Extracted data entries
····················

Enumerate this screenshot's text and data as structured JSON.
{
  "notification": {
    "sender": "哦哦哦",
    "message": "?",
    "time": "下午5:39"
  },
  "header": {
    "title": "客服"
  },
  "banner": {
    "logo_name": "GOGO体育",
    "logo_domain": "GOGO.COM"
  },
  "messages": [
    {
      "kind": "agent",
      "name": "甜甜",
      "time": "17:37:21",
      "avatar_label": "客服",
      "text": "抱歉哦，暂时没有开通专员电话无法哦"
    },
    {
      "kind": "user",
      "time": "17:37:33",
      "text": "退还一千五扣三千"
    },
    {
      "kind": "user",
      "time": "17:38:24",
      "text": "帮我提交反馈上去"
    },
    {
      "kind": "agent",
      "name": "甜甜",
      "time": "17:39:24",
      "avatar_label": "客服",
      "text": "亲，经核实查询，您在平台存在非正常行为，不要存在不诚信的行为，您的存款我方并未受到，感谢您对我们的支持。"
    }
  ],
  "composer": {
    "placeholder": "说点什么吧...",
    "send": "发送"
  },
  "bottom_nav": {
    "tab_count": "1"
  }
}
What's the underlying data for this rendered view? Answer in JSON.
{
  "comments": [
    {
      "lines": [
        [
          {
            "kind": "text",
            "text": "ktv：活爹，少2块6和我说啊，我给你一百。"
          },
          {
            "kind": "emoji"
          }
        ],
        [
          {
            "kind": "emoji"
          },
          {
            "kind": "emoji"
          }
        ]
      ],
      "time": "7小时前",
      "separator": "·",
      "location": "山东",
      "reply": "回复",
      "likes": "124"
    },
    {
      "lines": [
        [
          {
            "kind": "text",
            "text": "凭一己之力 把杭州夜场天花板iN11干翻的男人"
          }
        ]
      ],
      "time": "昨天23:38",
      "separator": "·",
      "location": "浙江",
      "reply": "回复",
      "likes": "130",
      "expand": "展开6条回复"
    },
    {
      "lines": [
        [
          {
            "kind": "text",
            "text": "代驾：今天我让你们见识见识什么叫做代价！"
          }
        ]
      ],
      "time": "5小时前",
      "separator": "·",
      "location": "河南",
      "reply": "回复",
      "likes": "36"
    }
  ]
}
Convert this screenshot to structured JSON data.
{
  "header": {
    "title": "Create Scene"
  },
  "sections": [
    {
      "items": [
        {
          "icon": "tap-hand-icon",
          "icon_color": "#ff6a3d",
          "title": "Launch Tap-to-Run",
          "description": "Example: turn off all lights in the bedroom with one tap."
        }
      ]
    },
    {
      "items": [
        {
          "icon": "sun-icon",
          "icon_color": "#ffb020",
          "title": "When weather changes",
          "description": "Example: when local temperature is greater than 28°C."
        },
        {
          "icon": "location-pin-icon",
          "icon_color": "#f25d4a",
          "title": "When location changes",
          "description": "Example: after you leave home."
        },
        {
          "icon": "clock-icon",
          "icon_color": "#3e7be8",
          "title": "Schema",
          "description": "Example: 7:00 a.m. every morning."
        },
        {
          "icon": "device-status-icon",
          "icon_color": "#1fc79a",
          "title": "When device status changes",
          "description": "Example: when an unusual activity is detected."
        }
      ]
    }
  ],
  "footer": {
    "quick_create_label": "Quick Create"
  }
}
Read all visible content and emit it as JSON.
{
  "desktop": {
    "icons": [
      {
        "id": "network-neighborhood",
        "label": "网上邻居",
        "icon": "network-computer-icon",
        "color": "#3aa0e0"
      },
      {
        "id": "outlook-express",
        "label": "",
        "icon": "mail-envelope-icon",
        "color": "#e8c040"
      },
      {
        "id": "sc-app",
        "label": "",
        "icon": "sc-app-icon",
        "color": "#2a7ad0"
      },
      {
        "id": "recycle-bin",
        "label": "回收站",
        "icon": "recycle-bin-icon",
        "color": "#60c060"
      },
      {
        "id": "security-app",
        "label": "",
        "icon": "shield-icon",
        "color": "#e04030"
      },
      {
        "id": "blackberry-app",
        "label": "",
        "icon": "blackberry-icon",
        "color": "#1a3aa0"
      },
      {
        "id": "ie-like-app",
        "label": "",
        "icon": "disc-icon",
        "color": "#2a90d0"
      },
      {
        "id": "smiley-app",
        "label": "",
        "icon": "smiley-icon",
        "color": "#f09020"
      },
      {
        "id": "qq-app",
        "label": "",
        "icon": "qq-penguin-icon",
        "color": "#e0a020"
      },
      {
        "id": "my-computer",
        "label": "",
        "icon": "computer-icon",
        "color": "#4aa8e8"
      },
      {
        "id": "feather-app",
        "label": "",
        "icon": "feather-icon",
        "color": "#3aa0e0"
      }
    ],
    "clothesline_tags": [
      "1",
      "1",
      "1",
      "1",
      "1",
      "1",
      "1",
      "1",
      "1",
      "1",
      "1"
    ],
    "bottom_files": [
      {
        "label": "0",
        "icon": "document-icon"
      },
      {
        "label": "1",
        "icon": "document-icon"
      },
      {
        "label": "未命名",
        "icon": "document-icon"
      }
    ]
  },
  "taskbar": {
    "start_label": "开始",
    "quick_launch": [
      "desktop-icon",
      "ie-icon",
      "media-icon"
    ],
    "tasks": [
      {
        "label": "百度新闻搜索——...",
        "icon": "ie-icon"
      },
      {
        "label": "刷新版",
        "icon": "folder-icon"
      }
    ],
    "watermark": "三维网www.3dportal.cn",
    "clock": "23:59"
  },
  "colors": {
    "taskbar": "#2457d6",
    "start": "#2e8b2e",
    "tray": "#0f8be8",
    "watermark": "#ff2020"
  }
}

····················

(WORK REQUIRED): Find every line containing the word "this", then give the total and nothing more.

(SOLVED EXERCISE): 3